ROWS:
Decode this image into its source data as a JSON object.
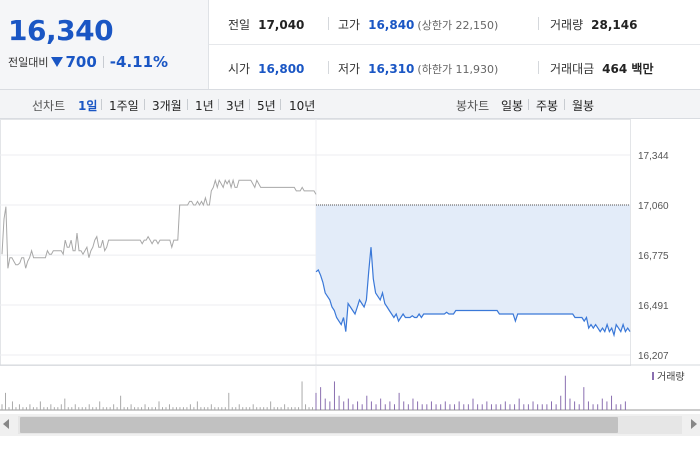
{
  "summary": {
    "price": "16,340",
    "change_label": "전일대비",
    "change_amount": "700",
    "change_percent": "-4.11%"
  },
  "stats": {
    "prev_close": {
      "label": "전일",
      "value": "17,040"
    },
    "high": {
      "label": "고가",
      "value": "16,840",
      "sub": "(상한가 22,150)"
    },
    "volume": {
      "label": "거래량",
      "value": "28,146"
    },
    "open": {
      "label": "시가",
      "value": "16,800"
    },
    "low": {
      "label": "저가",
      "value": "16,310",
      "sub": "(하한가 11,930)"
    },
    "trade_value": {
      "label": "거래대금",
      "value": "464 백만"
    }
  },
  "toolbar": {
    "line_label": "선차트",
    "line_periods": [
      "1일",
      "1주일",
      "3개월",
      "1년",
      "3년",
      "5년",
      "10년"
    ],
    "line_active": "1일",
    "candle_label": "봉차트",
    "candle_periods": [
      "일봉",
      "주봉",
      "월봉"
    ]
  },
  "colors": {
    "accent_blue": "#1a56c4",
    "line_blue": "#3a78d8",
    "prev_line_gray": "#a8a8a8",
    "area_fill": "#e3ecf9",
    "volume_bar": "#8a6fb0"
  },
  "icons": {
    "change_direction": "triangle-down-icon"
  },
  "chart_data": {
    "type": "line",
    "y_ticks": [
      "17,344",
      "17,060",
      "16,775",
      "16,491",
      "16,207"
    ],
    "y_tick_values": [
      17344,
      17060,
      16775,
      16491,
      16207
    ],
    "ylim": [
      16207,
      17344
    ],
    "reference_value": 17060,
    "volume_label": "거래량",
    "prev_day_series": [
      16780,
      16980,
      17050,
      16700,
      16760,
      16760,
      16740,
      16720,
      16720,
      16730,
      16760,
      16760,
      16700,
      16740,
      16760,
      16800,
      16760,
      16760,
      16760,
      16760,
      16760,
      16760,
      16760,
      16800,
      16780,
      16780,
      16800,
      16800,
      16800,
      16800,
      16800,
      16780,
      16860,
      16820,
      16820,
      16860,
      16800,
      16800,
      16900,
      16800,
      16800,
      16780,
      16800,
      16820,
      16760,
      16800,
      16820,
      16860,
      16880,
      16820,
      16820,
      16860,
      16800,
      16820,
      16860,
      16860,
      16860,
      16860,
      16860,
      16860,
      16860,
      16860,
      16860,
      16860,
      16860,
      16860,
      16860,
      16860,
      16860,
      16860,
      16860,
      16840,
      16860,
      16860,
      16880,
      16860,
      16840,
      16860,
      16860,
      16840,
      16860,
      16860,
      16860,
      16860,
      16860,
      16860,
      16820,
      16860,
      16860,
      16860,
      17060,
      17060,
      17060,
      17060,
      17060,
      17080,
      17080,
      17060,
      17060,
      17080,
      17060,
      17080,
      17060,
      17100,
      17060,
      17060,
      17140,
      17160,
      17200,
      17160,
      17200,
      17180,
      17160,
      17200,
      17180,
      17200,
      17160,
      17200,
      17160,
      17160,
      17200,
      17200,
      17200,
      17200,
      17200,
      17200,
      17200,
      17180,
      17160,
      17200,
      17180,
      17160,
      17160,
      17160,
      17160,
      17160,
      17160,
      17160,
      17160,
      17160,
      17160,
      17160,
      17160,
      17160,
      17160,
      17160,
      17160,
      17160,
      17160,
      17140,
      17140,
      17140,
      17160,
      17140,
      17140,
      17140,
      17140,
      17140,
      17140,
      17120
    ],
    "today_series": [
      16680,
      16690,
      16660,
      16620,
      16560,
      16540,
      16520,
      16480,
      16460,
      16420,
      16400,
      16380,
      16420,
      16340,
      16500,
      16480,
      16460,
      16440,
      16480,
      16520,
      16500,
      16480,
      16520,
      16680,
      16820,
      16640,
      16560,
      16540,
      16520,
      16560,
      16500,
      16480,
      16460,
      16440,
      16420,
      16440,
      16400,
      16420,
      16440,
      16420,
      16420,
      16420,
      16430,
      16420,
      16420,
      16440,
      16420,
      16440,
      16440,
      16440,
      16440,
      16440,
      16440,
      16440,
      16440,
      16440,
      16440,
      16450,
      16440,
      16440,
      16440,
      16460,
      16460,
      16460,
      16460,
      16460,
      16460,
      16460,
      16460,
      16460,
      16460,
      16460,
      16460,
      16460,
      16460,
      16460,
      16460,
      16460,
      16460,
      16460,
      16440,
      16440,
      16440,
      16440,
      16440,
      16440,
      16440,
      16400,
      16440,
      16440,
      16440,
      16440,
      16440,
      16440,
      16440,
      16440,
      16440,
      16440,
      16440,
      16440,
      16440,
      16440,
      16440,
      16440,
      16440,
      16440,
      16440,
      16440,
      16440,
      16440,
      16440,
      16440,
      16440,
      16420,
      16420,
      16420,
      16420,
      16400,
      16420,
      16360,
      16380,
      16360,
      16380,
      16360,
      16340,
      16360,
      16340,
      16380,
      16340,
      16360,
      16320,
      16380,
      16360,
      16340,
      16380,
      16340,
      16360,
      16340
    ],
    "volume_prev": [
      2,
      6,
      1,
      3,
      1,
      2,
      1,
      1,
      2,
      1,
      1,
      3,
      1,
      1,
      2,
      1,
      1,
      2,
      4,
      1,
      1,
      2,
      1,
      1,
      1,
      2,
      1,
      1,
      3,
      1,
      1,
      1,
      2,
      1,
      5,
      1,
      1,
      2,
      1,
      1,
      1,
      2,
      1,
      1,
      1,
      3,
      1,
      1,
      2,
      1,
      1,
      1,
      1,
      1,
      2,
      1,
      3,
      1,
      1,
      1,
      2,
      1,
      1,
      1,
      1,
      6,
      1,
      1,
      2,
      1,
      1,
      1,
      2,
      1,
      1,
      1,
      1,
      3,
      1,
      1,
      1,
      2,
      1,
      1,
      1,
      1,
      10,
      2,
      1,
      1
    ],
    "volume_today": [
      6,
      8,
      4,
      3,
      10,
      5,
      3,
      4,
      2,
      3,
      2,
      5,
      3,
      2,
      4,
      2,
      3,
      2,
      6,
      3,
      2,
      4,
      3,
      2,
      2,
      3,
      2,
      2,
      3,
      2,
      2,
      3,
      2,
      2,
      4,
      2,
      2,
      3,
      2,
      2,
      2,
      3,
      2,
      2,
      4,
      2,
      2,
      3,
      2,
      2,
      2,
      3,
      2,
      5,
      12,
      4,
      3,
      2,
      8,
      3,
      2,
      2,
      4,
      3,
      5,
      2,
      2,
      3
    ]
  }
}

EXERCISE TASK:
Retype everything in the material word for word, minus pictures.

SOLUTION TO THIS PROBLEM:
Decode this image into its source data as a JSON object.
{
  "summary": {
    "price": "16,340",
    "change_label": "전일대비",
    "change_amount": "700",
    "change_percent": "-4.11%"
  },
  "stats": {
    "prev_close": {
      "label": "전일",
      "value": "17,040"
    },
    "high": {
      "label": "고가",
      "value": "16,840",
      "sub": "(상한가 22,150)"
    },
    "volume": {
      "label": "거래량",
      "value": "28,146"
    },
    "open": {
      "label": "시가",
      "value": "16,800"
    },
    "low": {
      "label": "저가",
      "value": "16,310",
      "sub": "(하한가 11,930)"
    },
    "trade_value": {
      "label": "거래대금",
      "value": "464 백만"
    }
  },
  "toolbar": {
    "line_label": "선차트",
    "line_periods": [
      "1일",
      "1주일",
      "3개월",
      "1년",
      "3년",
      "5년",
      "10년"
    ],
    "line_active": "1일",
    "candle_label": "봉차트",
    "candle_periods": [
      "일봉",
      "주봉",
      "월봉"
    ]
  },
  "colors": {
    "accent_blue": "#1a56c4",
    "line_blue": "#3a78d8",
    "prev_line_gray": "#a8a8a8",
    "area_fill": "#e3ecf9",
    "volume_bar": "#8a6fb0"
  },
  "icons": {
    "change_direction": "triangle-down-icon"
  },
  "chart_data": {
    "type": "line",
    "y_ticks": [
      "17,344",
      "17,060",
      "16,775",
      "16,491",
      "16,207"
    ],
    "y_tick_values": [
      17344,
      17060,
      16775,
      16491,
      16207
    ],
    "ylim": [
      16207,
      17344
    ],
    "reference_value": 17060,
    "volume_label": "거래량",
    "prev_day_series": [
      16780,
      16980,
      17050,
      16700,
      16760,
      16760,
      16740,
      16720,
      16720,
      16730,
      16760,
      16760,
      16700,
      16740,
      16760,
      16800,
      16760,
      16760,
      16760,
      16760,
      16760,
      16760,
      16760,
      16800,
      16780,
      16780,
      16800,
      16800,
      16800,
      16800,
      16800,
      16780,
      16860,
      16820,
      16820,
      16860,
      16800,
      16800,
      16900,
      16800,
      16800,
      16780,
      16800,
      16820,
      16760,
      16800,
      16820,
      16860,
      16880,
      16820,
      16820,
      16860,
      16800,
      16820,
      16860,
      16860,
      16860,
      16860,
      16860,
      16860,
      16860,
      16860,
      16860,
      16860,
      16860,
      16860,
      16860,
      16860,
      16860,
      16860,
      16860,
      16840,
      16860,
      16860,
      16880,
      16860,
      16840,
      16860,
      16860,
      16840,
      16860,
      16860,
      16860,
      16860,
      16860,
      16860,
      16820,
      16860,
      16860,
      16860,
      17060,
      17060,
      17060,
      17060,
      17060,
      17080,
      17080,
      17060,
      17060,
      17080,
      17060,
      17080,
      17060,
      17100,
      17060,
      17060,
      17140,
      17160,
      17200,
      17160,
      17200,
      17180,
      17160,
      17200,
      17180,
      17200,
      17160,
      17200,
      17160,
      17160,
      17200,
      17200,
      17200,
      17200,
      17200,
      17200,
      17200,
      17180,
      17160,
      17200,
      17180,
      17160,
      17160,
      17160,
      17160,
      17160,
      17160,
      17160,
      17160,
      17160,
      17160,
      17160,
      17160,
      17160,
      17160,
      17160,
      17160,
      17160,
      17160,
      17140,
      17140,
      17140,
      17160,
      17140,
      17140,
      17140,
      17140,
      17140,
      17140,
      17120
    ],
    "today_series": [
      16680,
      16690,
      16660,
      16620,
      16560,
      16540,
      16520,
      16480,
      16460,
      16420,
      16400,
      16380,
      16420,
      16340,
      16500,
      16480,
      16460,
      16440,
      16480,
      16520,
      16500,
      16480,
      16520,
      16680,
      16820,
      16640,
      16560,
      16540,
      16520,
      16560,
      16500,
      16480,
      16460,
      16440,
      16420,
      16440,
      16400,
      16420,
      16440,
      16420,
      16420,
      16420,
      16430,
      16420,
      16420,
      16440,
      16420,
      16440,
      16440,
      16440,
      16440,
      16440,
      16440,
      16440,
      16440,
      16440,
      16440,
      16450,
      16440,
      16440,
      16440,
      16460,
      16460,
      16460,
      16460,
      16460,
      16460,
      16460,
      16460,
      16460,
      16460,
      16460,
      16460,
      16460,
      16460,
      16460,
      16460,
      16460,
      16460,
      16460,
      16440,
      16440,
      16440,
      16440,
      16440,
      16440,
      16440,
      16400,
      16440,
      16440,
      16440,
      16440,
      16440,
      16440,
      16440,
      16440,
      16440,
      16440,
      16440,
      16440,
      16440,
      16440,
      16440,
      16440,
      16440,
      16440,
      16440,
      16440,
      16440,
      16440,
      16440,
      16440,
      16440,
      16420,
      16420,
      16420,
      16420,
      16400,
      16420,
      16360,
      16380,
      16360,
      16380,
      16360,
      16340,
      16360,
      16340,
      16380,
      16340,
      16360,
      16320,
      16380,
      16360,
      16340,
      16380,
      16340,
      16360,
      16340
    ],
    "volume_prev": [
      2,
      6,
      1,
      3,
      1,
      2,
      1,
      1,
      2,
      1,
      1,
      3,
      1,
      1,
      2,
      1,
      1,
      2,
      4,
      1,
      1,
      2,
      1,
      1,
      1,
      2,
      1,
      1,
      3,
      1,
      1,
      1,
      2,
      1,
      5,
      1,
      1,
      2,
      1,
      1,
      1,
      2,
      1,
      1,
      1,
      3,
      1,
      1,
      2,
      1,
      1,
      1,
      1,
      1,
      2,
      1,
      3,
      1,
      1,
      1,
      2,
      1,
      1,
      1,
      1,
      6,
      1,
      1,
      2,
      1,
      1,
      1,
      2,
      1,
      1,
      1,
      1,
      3,
      1,
      1,
      1,
      2,
      1,
      1,
      1,
      1,
      10,
      2,
      1,
      1
    ],
    "volume_today": [
      6,
      8,
      4,
      3,
      10,
      5,
      3,
      4,
      2,
      3,
      2,
      5,
      3,
      2,
      4,
      2,
      3,
      2,
      6,
      3,
      2,
      4,
      3,
      2,
      2,
      3,
      2,
      2,
      3,
      2,
      2,
      3,
      2,
      2,
      4,
      2,
      2,
      3,
      2,
      2,
      2,
      3,
      2,
      2,
      4,
      2,
      2,
      3,
      2,
      2,
      2,
      3,
      2,
      5,
      12,
      4,
      3,
      2,
      8,
      3,
      2,
      2,
      4,
      3,
      5,
      2,
      2,
      3
    ]
  }
}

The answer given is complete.